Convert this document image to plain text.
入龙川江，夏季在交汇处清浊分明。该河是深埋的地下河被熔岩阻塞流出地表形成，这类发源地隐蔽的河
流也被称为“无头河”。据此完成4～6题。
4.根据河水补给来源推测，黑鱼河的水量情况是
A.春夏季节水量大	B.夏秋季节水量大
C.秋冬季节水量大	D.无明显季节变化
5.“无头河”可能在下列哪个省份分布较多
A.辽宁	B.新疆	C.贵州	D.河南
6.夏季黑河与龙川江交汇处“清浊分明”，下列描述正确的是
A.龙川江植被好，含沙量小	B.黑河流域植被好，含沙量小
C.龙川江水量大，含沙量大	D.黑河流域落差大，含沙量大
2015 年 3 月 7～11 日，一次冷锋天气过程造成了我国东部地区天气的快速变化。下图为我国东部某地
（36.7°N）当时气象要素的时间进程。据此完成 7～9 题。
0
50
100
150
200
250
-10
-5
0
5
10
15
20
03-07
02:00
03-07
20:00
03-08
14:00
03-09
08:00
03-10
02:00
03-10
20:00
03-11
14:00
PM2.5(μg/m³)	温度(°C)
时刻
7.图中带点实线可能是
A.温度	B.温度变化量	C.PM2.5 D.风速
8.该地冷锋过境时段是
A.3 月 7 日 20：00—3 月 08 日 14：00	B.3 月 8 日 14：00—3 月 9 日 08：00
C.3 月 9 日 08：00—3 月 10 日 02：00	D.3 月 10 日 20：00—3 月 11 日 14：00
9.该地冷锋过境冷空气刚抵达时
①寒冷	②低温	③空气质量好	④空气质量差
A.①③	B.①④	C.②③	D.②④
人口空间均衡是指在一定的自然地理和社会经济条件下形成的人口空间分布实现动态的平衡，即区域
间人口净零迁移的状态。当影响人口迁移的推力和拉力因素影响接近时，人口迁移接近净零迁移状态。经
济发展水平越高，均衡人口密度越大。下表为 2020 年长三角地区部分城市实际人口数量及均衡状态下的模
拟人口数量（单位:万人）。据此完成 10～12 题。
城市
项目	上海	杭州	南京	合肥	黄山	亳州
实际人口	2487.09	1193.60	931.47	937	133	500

-- -- --

• Work required: Please restate the records in full, word for word.

• Exercise result:
Convert this document image to plain text.
入龙川江，夏季在交汇处清浊分明。该河是深埋的地下河被熔岩阻塞流出地表形成，这类发源地隐蔽的河
流也被称为“无头河”。据此完成4～6题。
4.根据河水补给来源推测，黑鱼河的水量情况是
A.春夏季节水量大	B.夏秋季节水量大
C.秋冬季节水量大	D.无明显季节变化
5.“无头河”可能在下列哪个省份分布较多
A.辽宁	B.新疆	C.贵州	D.河南
6.夏季黑河与龙川江交汇处“清浊分明”，下列描述正确的是
A.龙川江植被好，含沙量小	B.黑河流域植被好，含沙量小
C.龙川江水量大，含沙量大	D.黑河流域落差大，含沙量大
2015 年 3 月 7～11 日，一次冷锋天气过程造成了我国东部地区天气的快速变化。下图为我国东部某地
（36.7°N）当时气象要素的时间进程。据此完成 7～9 题。
0
50
100
150
200
250
-10
-5
0
5
10
15
20
03-07
02:00
03-07
20:00
03-08
14:00
03-09
08:00
03-10
02:00
03-10
20:00
03-11
14:00
PM2.5(μg/m³)	温度(°C)
时刻
7.图中带点实线可能是
A.温度	B.温度变化量	C.PM2.5 D.风速
8.该地冷锋过境时段是
A.3 月 7 日 20：00—3 月 08 日 14：00	B.3 月 8 日 14：00—3 月 9 日 08：00
C.3 月 9 日 08：00—3 月 10 日 02：00	D.3 月 10 日 20：00—3 月 11 日 14：00
9.该地冷锋过境冷空气刚抵达时
①寒冷	②低温	③空气质量好	④空气质量差
A.①③	B.①④	C.②③	D.②④
人口空间均衡是指在一定的自然地理和社会经济条件下形成的人口空间分布实现动态的平衡，即区域
间人口净零迁移的状态。当影响人口迁移的推力和拉力因素影响接近时，人口迁移接近净零迁移状态。经
济发展水平越高，均衡人口密度越大。下表为 2020 年长三角地区部分城市实际人口数量及均衡状态下的模
拟人口数量（单位:万人）。据此完成 10～12 题。
城市
项目	上海	杭州	南京	合肥	黄山	亳州
实际人口	2487.09	1193.60	931.47	937	133	500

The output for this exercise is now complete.